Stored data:
===============

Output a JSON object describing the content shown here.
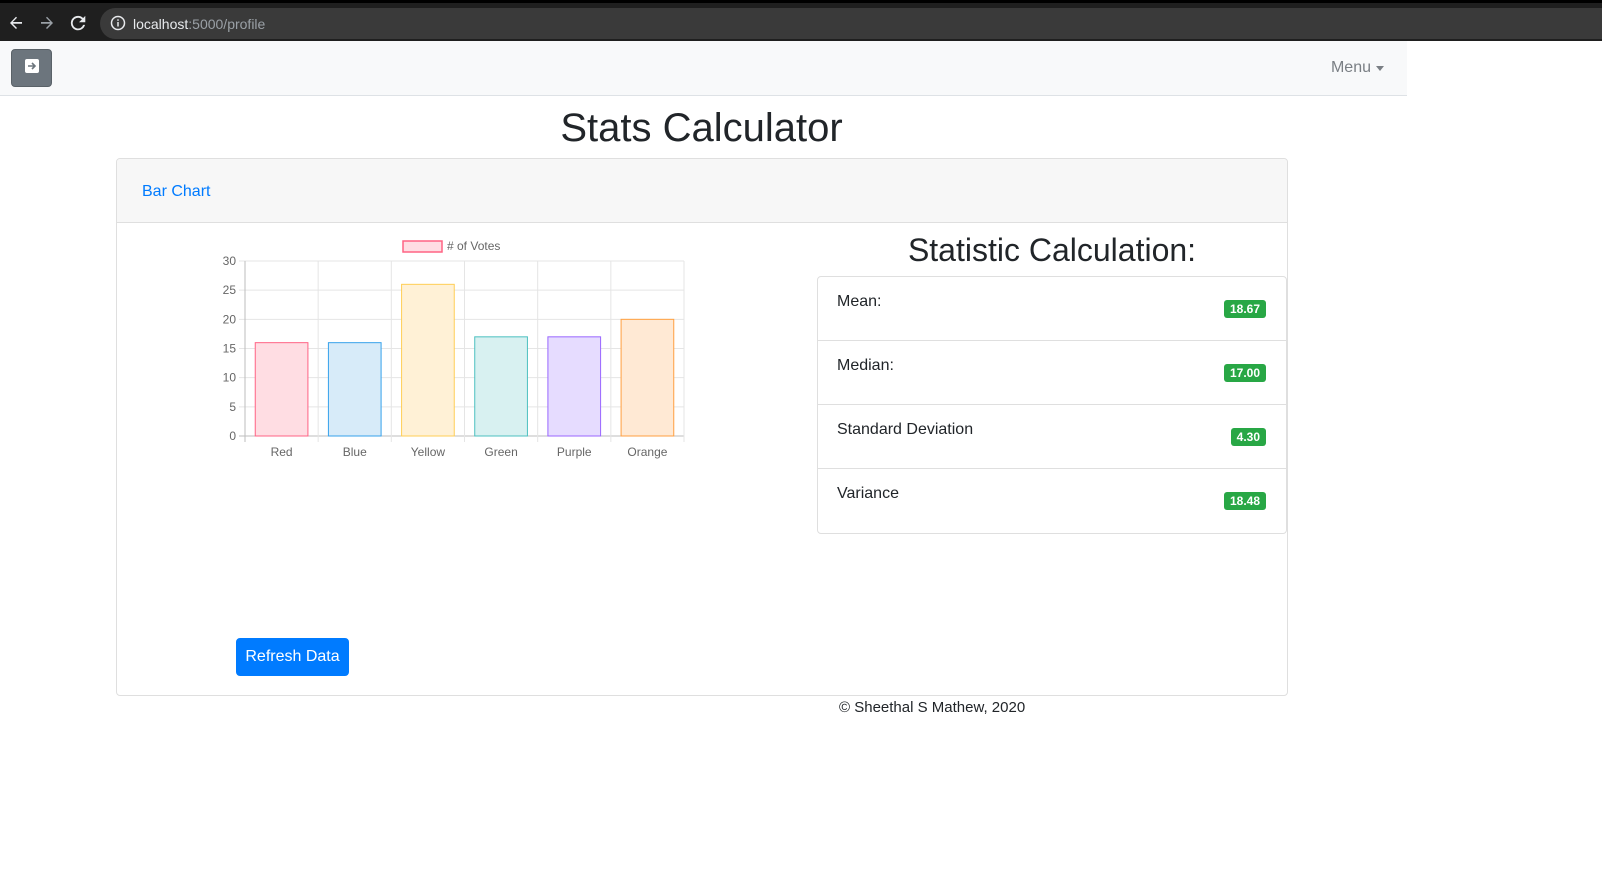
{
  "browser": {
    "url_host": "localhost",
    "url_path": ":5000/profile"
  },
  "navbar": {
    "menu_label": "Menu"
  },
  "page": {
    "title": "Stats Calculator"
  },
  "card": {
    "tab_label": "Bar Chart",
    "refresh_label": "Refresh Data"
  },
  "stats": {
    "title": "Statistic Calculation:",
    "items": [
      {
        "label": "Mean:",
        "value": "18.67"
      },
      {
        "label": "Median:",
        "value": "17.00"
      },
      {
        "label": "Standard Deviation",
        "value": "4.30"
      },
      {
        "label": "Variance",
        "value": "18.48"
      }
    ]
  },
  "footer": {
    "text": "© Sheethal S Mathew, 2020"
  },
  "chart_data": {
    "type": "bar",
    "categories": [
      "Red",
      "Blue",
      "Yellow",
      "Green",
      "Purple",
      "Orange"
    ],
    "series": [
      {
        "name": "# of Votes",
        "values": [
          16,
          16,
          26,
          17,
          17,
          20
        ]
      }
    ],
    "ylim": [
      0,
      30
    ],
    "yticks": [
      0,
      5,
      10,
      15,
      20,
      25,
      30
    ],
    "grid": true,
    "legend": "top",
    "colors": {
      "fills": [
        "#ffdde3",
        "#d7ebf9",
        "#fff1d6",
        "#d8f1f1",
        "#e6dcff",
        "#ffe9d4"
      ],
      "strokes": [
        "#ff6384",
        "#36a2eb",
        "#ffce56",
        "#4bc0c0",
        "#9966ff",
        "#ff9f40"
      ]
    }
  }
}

===============

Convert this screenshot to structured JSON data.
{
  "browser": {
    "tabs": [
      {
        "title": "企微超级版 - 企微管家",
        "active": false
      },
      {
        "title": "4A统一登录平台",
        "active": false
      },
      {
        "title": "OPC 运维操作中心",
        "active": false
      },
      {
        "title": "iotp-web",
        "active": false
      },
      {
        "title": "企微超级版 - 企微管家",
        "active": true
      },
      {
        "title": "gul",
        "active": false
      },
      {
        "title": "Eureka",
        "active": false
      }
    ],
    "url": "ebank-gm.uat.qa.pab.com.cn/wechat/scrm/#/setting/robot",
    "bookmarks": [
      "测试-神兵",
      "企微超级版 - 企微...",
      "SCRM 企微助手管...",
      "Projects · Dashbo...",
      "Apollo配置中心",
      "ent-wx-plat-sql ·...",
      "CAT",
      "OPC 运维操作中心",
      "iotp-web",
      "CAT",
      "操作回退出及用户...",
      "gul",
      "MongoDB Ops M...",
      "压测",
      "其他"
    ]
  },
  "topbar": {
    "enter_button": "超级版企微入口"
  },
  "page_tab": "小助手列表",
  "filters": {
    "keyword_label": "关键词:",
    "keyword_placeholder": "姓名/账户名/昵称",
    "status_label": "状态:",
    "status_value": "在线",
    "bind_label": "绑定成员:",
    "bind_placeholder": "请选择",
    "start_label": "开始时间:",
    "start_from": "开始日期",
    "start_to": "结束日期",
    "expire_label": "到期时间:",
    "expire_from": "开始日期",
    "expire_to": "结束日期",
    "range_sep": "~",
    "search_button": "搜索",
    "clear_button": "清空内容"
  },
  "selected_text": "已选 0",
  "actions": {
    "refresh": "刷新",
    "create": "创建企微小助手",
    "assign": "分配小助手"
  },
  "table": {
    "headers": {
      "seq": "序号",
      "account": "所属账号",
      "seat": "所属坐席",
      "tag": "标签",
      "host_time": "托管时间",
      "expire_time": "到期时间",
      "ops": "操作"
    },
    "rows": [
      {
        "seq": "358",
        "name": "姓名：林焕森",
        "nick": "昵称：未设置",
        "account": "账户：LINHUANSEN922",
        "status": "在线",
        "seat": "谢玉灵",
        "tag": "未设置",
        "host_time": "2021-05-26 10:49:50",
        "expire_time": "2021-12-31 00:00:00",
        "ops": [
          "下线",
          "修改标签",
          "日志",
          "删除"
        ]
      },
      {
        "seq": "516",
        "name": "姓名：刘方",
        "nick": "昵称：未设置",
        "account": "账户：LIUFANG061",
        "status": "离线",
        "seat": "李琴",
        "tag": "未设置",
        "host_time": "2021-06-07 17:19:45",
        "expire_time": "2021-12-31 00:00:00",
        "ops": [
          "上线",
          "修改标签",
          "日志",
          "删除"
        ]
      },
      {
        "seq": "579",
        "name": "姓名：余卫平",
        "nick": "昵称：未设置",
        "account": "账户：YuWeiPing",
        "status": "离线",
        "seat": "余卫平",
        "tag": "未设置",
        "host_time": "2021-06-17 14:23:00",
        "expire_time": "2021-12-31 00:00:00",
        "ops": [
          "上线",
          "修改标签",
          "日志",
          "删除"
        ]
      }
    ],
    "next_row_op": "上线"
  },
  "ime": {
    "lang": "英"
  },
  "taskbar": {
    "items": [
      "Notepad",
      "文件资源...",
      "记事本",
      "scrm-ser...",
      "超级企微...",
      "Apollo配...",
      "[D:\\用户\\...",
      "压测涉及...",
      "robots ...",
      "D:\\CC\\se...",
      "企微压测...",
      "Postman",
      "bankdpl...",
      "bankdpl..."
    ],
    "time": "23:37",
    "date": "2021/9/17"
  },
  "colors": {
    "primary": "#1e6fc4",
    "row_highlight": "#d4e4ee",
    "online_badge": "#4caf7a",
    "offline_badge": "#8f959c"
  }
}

===============

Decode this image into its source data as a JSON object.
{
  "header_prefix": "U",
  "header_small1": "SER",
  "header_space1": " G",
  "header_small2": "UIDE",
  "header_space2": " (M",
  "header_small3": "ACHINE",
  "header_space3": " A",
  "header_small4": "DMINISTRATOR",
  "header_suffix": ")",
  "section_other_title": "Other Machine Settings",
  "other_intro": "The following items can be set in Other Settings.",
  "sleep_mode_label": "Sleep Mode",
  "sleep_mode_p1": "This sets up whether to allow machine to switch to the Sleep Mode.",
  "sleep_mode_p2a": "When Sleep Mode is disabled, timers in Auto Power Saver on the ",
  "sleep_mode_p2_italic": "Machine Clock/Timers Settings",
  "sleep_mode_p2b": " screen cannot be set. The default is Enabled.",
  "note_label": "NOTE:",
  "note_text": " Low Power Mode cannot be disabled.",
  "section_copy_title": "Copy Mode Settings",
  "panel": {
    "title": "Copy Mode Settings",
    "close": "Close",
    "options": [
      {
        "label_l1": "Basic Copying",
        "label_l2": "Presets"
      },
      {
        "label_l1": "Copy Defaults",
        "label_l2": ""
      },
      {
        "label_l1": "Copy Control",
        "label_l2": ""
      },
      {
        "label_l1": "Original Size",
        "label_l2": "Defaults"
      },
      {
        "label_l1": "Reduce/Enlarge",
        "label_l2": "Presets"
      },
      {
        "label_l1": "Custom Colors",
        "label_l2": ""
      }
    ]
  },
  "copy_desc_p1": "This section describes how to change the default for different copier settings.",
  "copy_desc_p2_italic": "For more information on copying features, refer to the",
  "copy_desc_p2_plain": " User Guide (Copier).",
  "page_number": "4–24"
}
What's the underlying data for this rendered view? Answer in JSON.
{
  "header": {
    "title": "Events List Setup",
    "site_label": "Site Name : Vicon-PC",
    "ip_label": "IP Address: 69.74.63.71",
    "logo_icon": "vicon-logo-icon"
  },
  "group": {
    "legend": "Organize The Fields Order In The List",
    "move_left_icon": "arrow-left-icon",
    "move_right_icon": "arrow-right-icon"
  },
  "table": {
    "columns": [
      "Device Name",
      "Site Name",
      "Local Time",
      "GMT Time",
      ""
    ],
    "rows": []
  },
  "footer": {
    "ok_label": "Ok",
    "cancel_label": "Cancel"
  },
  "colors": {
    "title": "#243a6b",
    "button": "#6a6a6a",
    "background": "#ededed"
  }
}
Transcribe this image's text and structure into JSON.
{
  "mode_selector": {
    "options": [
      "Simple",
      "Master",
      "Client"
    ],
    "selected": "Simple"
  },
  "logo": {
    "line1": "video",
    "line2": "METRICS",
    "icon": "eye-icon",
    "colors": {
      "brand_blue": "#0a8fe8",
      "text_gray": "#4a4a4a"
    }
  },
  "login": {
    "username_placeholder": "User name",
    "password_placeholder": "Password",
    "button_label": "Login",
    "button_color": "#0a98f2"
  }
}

===============

_To do:_
Which lines hold the string "disabled"? Copy all of them from the data above.

_Answer for the task:_
  "sleep_mode_p2a": "When Sleep Mode is disabled, timers in Auto Power Saver on the ",
  "note_text": " Low Power Mode cannot be disabled.",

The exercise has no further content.